DIRECTIVE = Convert the records from the line containing "cell[interactable] <box>127 273 197 290</box>" through the line containing "cell[interactable] <box>417 35 489 52</box>", inclusive, into a Markdown table with columns No. and Entry, one numbered row per line and no blank lines.

[Element region listings]
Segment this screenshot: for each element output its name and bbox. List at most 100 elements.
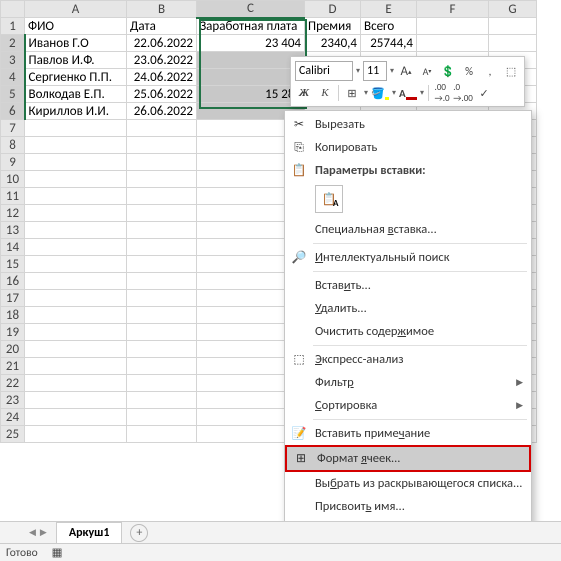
cell[interactable] <box>127 273 197 290</box>
cell[interactable] <box>25 239 127 256</box>
row-header[interactable]: 12 <box>1 205 25 222</box>
bold-button[interactable]: Ж <box>295 84 313 102</box>
increase-font-button[interactable]: A▴ <box>397 62 415 80</box>
cell[interactable] <box>417 35 489 52</box>
decrease-font-button[interactable]: A▾ <box>418 62 436 80</box>
cell[interactable] <box>127 426 197 443</box>
cell[interactable]: ФИО <box>25 18 127 35</box>
decrease-decimal-button[interactable]: .00→.0 <box>433 84 451 102</box>
row-header[interactable]: 3 <box>1 52 25 69</box>
borders-button[interactable]: ⊞ <box>343 84 361 102</box>
ctx-filter[interactable]: Фильтр▶ <box>285 371 531 394</box>
cell[interactable] <box>25 341 127 358</box>
row-header[interactable]: 23 <box>1 392 25 409</box>
cell[interactable] <box>25 409 127 426</box>
ctx-delete[interactable]: Удалить... <box>285 297 531 320</box>
cell[interactable] <box>127 290 197 307</box>
font-size-input[interactable] <box>363 61 387 81</box>
cell[interactable] <box>127 154 197 171</box>
cell[interactable] <box>25 171 127 188</box>
cell[interactable] <box>25 392 127 409</box>
cell[interactable] <box>25 256 127 273</box>
row-header[interactable]: 14 <box>1 239 25 256</box>
cell[interactable] <box>25 375 127 392</box>
accounting-format-button[interactable]: 💲 <box>439 62 457 80</box>
cell[interactable] <box>25 307 127 324</box>
row-header[interactable]: 21 <box>1 358 25 375</box>
sheet-tab[interactable]: Аркуш1 <box>56 522 123 545</box>
ctx-insert-comment[interactable]: 📝Вставить примечание <box>285 422 531 445</box>
cell[interactable]: Дата <box>127 18 197 35</box>
cell[interactable]: 25.06.2022 <box>127 86 197 103</box>
tab-next-button[interactable]: ▶ <box>39 526 48 539</box>
cell[interactable]: 25744,4 <box>361 35 417 52</box>
row-header[interactable]: 18 <box>1 307 25 324</box>
paste-option-default[interactable]: 📋A <box>315 185 343 213</box>
select-all-corner[interactable] <box>1 1 25 18</box>
cell[interactable] <box>25 188 127 205</box>
cell[interactable]: 23.06.2022 <box>127 52 197 69</box>
cell[interactable]: 2340,4 <box>305 35 361 52</box>
cell[interactable] <box>197 52 305 69</box>
cell[interactable] <box>25 137 127 154</box>
cell[interactable]: Кириллов И.И. <box>25 103 127 120</box>
dropdown-icon[interactable]: ▾ <box>392 88 396 98</box>
cell[interactable]: 23 404 <box>197 35 305 52</box>
row-header[interactable]: 16 <box>1 273 25 290</box>
ctx-insert[interactable]: Вставить... <box>285 274 531 297</box>
italic-button[interactable]: К <box>316 84 334 102</box>
ctx-cut[interactable]: ✂Вырезать <box>285 113 531 136</box>
row-header[interactable]: 11 <box>1 188 25 205</box>
cell[interactable] <box>127 222 197 239</box>
cell[interactable]: 22.06.2022 <box>127 35 197 52</box>
font-color-button[interactable]: A <box>399 84 417 102</box>
dropdown-icon[interactable]: ▾ <box>356 66 360 76</box>
cell[interactable] <box>127 375 197 392</box>
format-painter-button[interactable]: ⬚ <box>502 62 520 80</box>
tab-prev-button[interactable]: ◀ <box>28 526 37 539</box>
cell[interactable] <box>489 35 537 52</box>
cell[interactable] <box>25 154 127 171</box>
row-header[interactable]: 7 <box>1 120 25 137</box>
cell[interactable]: 15 289 <box>197 86 305 103</box>
row-header[interactable]: 2 <box>1 35 25 52</box>
cell[interactable]: Сергиенко П.П. <box>25 69 127 86</box>
col-header-g[interactable]: G <box>489 1 537 18</box>
ctx-define-name[interactable]: Присвоить имя... <box>285 495 531 518</box>
row-header[interactable]: 1 <box>1 18 25 35</box>
add-sheet-button[interactable]: + <box>130 524 148 542</box>
cell[interactable] <box>127 188 197 205</box>
cell[interactable] <box>127 409 197 426</box>
cell[interactable] <box>127 392 197 409</box>
cell[interactable] <box>127 120 197 137</box>
increase-decimal-button[interactable]: .0→.00 <box>454 84 472 102</box>
row-header[interactable]: 5 <box>1 86 25 103</box>
row-header[interactable]: 6 <box>1 103 25 120</box>
row-header[interactable]: 17 <box>1 290 25 307</box>
ctx-format-cells[interactable]: ⊞Формат ячеек... <box>285 445 531 472</box>
col-header-b[interactable]: B <box>127 1 197 18</box>
cell[interactable]: Волкодав Е.П. <box>25 86 127 103</box>
ctx-pick-from-list[interactable]: Выбрать из раскрывающегося списка... <box>285 472 531 495</box>
ctx-sort[interactable]: Сортировка▶ <box>285 394 531 417</box>
cell[interactable] <box>25 205 127 222</box>
cell[interactable] <box>127 256 197 273</box>
cell[interactable]: Павлов И.Ф. <box>25 52 127 69</box>
dropdown-icon[interactable]: ▾ <box>390 66 394 76</box>
cell[interactable] <box>127 137 197 154</box>
cell[interactable] <box>25 358 127 375</box>
col-header-d[interactable]: D <box>305 1 361 18</box>
row-header[interactable]: 25 <box>1 426 25 443</box>
ctx-quick-analysis[interactable]: ⬚Экспресс-анализ <box>285 348 531 371</box>
cell[interactable]: Заработная плата <box>197 18 305 35</box>
row-header[interactable]: 10 <box>1 171 25 188</box>
col-header-f[interactable]: F <box>417 1 489 18</box>
row-header[interactable]: 24 <box>1 409 25 426</box>
cell[interactable] <box>25 222 127 239</box>
cell[interactable] <box>127 307 197 324</box>
cell[interactable]: 26.06.2022 <box>127 103 197 120</box>
cell[interactable] <box>25 273 127 290</box>
col-header-a[interactable]: A <box>25 1 127 18</box>
comma-format-button[interactable]: , <box>481 62 499 80</box>
row-header[interactable]: 19 <box>1 324 25 341</box>
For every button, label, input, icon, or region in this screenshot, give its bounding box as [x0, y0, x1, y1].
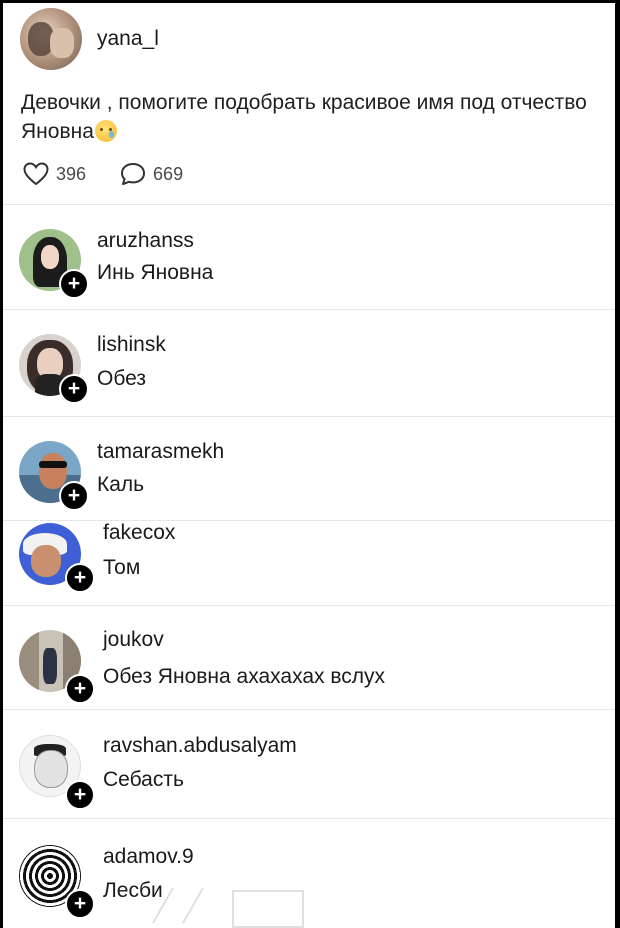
commenter-username[interactable]: joukov — [103, 628, 164, 652]
commenter-username[interactable]: ravshan.abdusalyam — [103, 734, 297, 758]
thread-page: yana_l Девочки , помогите подобрать крас… — [3, 3, 615, 928]
follow-plus-icon[interactable]: + — [65, 674, 95, 704]
post-text: Девочки , помогите подобрать красивое им… — [21, 88, 601, 146]
comment-text: Инь Яновна — [97, 261, 214, 284]
comment-item: + tamarasmekh Каль — [3, 417, 615, 520]
reply-count: 669 — [153, 163, 184, 184]
follow-plus-icon[interactable]: + — [65, 889, 95, 919]
comment-item: + fakecox Том — [3, 521, 615, 605]
crying-face-emoji-icon — [94, 120, 117, 142]
original-post: yana_l Девочки , помогите подобрать крас… — [3, 3, 615, 204]
follow-plus-icon[interactable]: + — [59, 481, 89, 511]
post-author-avatar[interactable] — [20, 8, 82, 70]
comment-text: Каль — [97, 473, 145, 496]
reply-button[interactable]: 669 — [120, 162, 183, 186]
heart-icon — [23, 162, 49, 186]
follow-plus-icon[interactable]: + — [65, 780, 95, 810]
commenter-username[interactable]: aruzhanss — [97, 229, 194, 253]
avatar-photo-shape — [50, 28, 74, 58]
follow-plus-icon[interactable]: + — [59, 374, 89, 404]
commenter-username[interactable]: tamarasmekh — [97, 440, 224, 464]
comment-item: + aruzhanss Инь Яновна — [3, 205, 615, 309]
like-button[interactable]: 396 — [23, 162, 86, 186]
follow-plus-icon[interactable]: + — [59, 269, 89, 299]
speech-bubble-icon — [121, 163, 146, 185]
comment-text: Том — [103, 556, 141, 579]
watermark-graphic — [152, 887, 304, 928]
commenter-username[interactable]: lishinsk — [97, 333, 166, 357]
comment-item: + lishinsk Обез — [3, 310, 615, 416]
comment-item: + joukov Обез Яновна ахахахах вслух — [3, 606, 615, 709]
post-actions: 396 669 — [23, 161, 217, 187]
comment-text: Обез — [97, 367, 146, 390]
commenter-username[interactable]: adamov.9 — [103, 845, 194, 869]
comment-text: Себасть — [103, 768, 184, 791]
like-count: 396 — [56, 163, 87, 184]
comment-item: + ravshan.abdusalyam Себасть — [3, 710, 615, 818]
post-author-username[interactable]: yana_l — [97, 27, 159, 51]
commenter-username[interactable]: fakecox — [103, 521, 175, 545]
comment-text: Обез Яновна ахахахах вслух — [103, 665, 386, 688]
follow-plus-icon[interactable]: + — [65, 563, 95, 593]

TASK ANSWER =
| No. | Entry |
|---|---|
| 1 | cell[interactable] <box>127 273 197 290</box> |
| 2 | cell[interactable] <box>25 239 127 256</box> |
| 3 | row-header[interactable]: 12 <box>1 205 25 222</box> |
| 4 | bold-button[interactable]: Ж <box>295 84 313 102</box> |
| 5 | increase-font-button[interactable]: A▴ <box>397 62 415 80</box> |
| 6 | cell[interactable] <box>417 35 489 52</box> |